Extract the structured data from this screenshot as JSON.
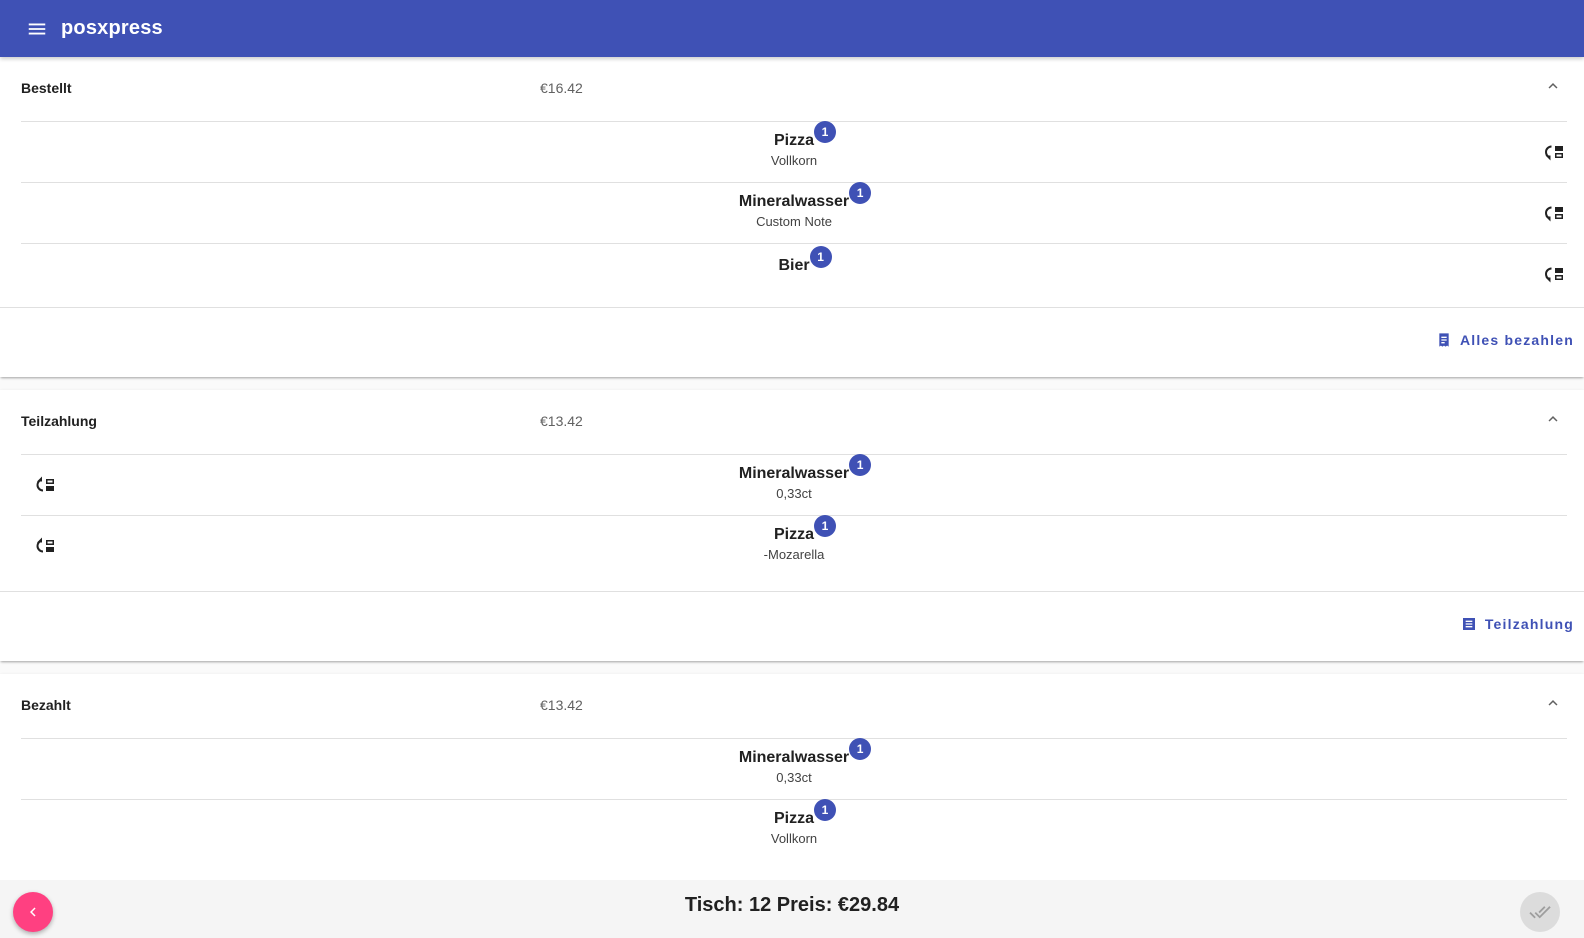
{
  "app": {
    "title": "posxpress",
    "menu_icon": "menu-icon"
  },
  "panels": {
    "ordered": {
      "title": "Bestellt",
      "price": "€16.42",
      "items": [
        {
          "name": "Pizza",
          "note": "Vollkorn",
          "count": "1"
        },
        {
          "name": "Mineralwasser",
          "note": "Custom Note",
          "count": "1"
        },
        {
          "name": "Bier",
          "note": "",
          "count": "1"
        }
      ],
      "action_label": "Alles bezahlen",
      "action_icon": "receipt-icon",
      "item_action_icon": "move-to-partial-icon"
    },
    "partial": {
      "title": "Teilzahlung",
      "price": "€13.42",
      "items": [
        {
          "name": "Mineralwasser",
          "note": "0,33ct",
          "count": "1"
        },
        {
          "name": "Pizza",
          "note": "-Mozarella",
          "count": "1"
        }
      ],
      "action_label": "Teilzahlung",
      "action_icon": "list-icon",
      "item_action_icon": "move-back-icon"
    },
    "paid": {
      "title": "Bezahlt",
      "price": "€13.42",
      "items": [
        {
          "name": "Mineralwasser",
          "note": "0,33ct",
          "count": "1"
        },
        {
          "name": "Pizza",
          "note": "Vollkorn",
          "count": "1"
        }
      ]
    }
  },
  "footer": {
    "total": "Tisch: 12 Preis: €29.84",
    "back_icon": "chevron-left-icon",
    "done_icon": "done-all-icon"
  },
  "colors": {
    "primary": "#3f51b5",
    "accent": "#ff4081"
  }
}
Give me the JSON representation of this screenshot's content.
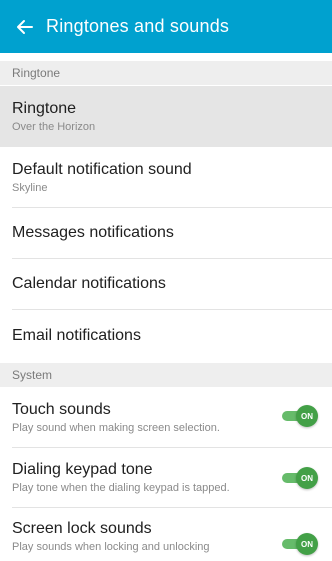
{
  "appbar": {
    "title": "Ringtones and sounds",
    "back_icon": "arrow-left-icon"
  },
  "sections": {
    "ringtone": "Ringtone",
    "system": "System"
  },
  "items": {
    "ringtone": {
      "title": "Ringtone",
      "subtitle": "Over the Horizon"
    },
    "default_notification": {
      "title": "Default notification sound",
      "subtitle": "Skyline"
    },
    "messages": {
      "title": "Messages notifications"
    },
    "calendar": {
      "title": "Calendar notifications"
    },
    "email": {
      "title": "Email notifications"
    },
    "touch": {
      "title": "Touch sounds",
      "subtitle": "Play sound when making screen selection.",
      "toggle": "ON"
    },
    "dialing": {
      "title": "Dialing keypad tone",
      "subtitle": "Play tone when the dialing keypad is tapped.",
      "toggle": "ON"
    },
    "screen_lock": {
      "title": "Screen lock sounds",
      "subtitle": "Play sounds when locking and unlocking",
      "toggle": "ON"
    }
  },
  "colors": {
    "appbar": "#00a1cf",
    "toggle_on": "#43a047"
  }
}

— PROBLEM DESCRIPTION —
Exactly the lines from the one with "Give me the" through the end of the listing above are to be repeated, with no pictures.

— WRITTEN ANSWER —
Give me the JSON representation of this screenshot's content.
{
  "appbar": {
    "title": "Ringtones and sounds",
    "back_icon": "arrow-left-icon"
  },
  "sections": {
    "ringtone": "Ringtone",
    "system": "System"
  },
  "items": {
    "ringtone": {
      "title": "Ringtone",
      "subtitle": "Over the Horizon"
    },
    "default_notification": {
      "title": "Default notification sound",
      "subtitle": "Skyline"
    },
    "messages": {
      "title": "Messages notifications"
    },
    "calendar": {
      "title": "Calendar notifications"
    },
    "email": {
      "title": "Email notifications"
    },
    "touch": {
      "title": "Touch sounds",
      "subtitle": "Play sound when making screen selection.",
      "toggle": "ON"
    },
    "dialing": {
      "title": "Dialing keypad tone",
      "subtitle": "Play tone when the dialing keypad is tapped.",
      "toggle": "ON"
    },
    "screen_lock": {
      "title": "Screen lock sounds",
      "subtitle": "Play sounds when locking and unlocking",
      "toggle": "ON"
    }
  },
  "colors": {
    "appbar": "#00a1cf",
    "toggle_on": "#43a047"
  }
}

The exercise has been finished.